Thousands of words have been written in recent months about Prime Minister Benjamin Netanyahu’s efforts to soften the report compiled by the Middle East Quartet on the situation in the Israeli-occupied territories. On June 26, a few days before the report’s publication, Netanyahu flew to Rome to try to convince US Secretary of State John Kerry to limit its fallout.
Associates of the prime minister whispered to reporters that were it not for the intense Israeli diplomatic efforts, Israel would have emerged from the report badly scarred. Perhaps. Nonetheless, the report bearing the signatures of top American, Russian, European Union and UN diplomats is not judged by its content or its style. The Quartet document will be evaluated according to the length and sharpness of the fangs the members sink into the two sides, especially the stronger of the two. The pain may force the two nations to treat the dangerous paralysis they have entered and its mounting death toll.
In Israeli-Palestinian diplomacy, there are no points for participation that does not yield results. Absent the ability of both sides to reach the finish line under their own steam, or even to present themselves at the start line, peace lovers are pinning their hopes on rescue by external forces. Every new “peace initiative,” well-attended international conference and fresh report sets them off, and the higher they hope, the harder they fall. Deadly terror attacks in Kiryat Arba while the report was being published or a missile fired from Gaza at Israel the day after provide ample material for Netanyahu to spin to his advantage.
Responding to the Quartet’s report July 1, the prime minister’s office said, “In the 24 hours before publication of the Quartet report, Palestinian terrorists stabbed and shot innocent Israelis three times. … Palestinian praise for murderers today inspires those who will strike tomorrow.” Netanyahu did not miss the opportunity to accuse the Palestinian leadership’s praise for the terrorists of “moral bankruptcy" that "leaves little doubt about its true intentions.”
The horrific stabbing by a Palestinian youth of a 13-year-old Israeli girl in her bed in Kiryat Arba pushed the Quartet’s report to the back pages of the news.
= = = = = = =
The exercise => Reproduce the passage of the commentary on the Quartet report between "Associates of the" and "mounting death toll.", inclusive. Base your work solely on the commentary on the Quartet report above.

Data =>
= = = = = = =
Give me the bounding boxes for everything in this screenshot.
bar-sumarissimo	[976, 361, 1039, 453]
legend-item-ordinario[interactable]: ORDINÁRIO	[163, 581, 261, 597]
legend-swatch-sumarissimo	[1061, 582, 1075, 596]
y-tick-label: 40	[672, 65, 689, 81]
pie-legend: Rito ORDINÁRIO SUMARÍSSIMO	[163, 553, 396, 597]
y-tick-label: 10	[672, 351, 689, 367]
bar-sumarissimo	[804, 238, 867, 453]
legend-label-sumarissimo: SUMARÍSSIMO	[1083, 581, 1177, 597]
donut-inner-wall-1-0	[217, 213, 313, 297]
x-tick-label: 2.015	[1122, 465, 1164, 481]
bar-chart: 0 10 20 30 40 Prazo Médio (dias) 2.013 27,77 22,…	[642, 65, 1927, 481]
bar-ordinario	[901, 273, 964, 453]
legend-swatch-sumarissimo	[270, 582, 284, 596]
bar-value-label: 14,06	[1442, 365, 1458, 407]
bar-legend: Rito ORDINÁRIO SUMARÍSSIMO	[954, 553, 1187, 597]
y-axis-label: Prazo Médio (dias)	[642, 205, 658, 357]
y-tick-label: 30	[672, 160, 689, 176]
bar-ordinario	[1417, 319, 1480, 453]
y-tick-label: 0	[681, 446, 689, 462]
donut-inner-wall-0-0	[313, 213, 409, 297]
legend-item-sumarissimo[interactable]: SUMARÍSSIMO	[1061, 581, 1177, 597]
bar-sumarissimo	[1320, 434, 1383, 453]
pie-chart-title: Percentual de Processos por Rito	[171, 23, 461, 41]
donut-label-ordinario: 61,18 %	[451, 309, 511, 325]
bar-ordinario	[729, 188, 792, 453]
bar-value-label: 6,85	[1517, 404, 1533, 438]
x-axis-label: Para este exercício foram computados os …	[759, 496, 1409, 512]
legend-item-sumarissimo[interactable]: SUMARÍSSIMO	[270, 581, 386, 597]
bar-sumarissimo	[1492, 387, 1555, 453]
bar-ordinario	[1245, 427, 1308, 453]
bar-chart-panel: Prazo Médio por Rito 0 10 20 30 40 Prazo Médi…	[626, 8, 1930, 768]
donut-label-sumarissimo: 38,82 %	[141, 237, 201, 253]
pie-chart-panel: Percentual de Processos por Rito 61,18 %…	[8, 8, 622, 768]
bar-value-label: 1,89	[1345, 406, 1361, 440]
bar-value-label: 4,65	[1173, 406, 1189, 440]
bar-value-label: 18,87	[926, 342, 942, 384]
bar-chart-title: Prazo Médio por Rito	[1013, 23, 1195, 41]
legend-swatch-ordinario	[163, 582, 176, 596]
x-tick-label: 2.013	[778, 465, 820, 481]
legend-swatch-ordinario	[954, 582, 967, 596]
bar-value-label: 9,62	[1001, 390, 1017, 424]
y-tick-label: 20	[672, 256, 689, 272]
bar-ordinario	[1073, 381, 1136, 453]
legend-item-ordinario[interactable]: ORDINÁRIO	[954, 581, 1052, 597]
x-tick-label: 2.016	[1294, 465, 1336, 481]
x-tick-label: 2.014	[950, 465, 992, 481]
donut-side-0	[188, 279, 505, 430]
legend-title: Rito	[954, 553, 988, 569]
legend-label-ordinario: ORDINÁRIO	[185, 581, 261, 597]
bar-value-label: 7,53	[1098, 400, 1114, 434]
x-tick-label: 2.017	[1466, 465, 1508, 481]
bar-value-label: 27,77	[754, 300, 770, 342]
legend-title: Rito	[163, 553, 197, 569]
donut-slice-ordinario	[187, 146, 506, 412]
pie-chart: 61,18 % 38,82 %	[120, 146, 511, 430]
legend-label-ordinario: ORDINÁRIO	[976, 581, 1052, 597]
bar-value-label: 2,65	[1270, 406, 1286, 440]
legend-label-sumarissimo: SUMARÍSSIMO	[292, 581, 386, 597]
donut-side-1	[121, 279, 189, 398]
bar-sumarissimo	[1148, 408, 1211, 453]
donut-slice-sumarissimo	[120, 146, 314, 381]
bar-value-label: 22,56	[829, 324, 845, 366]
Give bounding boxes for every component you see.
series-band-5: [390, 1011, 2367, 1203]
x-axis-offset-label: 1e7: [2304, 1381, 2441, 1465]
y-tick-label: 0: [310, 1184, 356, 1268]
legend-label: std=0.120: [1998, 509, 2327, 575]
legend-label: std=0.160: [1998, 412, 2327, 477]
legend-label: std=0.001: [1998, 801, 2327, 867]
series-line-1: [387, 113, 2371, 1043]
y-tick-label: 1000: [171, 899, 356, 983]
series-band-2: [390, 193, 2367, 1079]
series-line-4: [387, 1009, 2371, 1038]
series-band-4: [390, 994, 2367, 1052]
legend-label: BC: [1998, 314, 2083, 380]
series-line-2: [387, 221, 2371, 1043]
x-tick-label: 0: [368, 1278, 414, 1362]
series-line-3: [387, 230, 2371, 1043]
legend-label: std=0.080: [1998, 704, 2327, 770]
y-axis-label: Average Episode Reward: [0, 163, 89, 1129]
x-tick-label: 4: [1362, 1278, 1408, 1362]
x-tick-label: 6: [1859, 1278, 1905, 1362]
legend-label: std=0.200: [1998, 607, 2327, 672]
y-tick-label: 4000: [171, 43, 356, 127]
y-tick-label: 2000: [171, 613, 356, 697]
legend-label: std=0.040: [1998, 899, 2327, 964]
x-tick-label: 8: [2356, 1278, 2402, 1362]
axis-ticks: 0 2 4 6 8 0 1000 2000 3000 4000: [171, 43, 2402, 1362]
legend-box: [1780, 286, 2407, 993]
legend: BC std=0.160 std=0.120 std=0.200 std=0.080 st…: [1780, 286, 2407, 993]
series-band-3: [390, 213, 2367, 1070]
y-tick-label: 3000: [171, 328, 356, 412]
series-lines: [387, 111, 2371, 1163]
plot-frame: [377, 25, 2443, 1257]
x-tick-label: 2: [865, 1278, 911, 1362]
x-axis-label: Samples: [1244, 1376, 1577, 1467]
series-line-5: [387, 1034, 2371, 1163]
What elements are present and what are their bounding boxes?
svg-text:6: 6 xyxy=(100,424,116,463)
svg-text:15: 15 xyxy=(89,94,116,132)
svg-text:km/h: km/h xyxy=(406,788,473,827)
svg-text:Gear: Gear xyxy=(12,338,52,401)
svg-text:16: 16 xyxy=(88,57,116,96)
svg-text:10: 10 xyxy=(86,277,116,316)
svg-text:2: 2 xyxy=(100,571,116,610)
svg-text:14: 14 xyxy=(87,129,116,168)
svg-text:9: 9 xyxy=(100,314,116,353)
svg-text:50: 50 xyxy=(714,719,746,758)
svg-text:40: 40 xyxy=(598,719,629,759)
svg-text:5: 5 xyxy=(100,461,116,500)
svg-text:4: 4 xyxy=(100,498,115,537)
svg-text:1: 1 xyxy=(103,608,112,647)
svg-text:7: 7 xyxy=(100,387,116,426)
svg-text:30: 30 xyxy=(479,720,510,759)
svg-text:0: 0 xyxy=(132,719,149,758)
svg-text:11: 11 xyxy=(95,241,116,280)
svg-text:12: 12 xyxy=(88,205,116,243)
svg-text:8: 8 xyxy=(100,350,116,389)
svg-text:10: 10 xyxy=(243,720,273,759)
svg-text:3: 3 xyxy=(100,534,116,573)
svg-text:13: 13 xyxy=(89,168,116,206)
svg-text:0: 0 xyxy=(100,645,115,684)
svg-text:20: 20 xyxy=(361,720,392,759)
= = = = = = =
Task result =>
Associates of the prime minister whispered to reporters that were it not for the intense Israeli diplomatic efforts, Israel would have emerged from the report badly scarred. Perhaps. Nonetheless, the report bearing the signatures of top American, Russian, European Union and UN diplomats is not judged by its content or its style. The Quartet document will be evaluated according to the length and sharpness of the fangs the members sink into the two sides, especially the stronger of the two. The pain may force the two nations to treat the dangerous paralysis they have entered and its mounting death toll.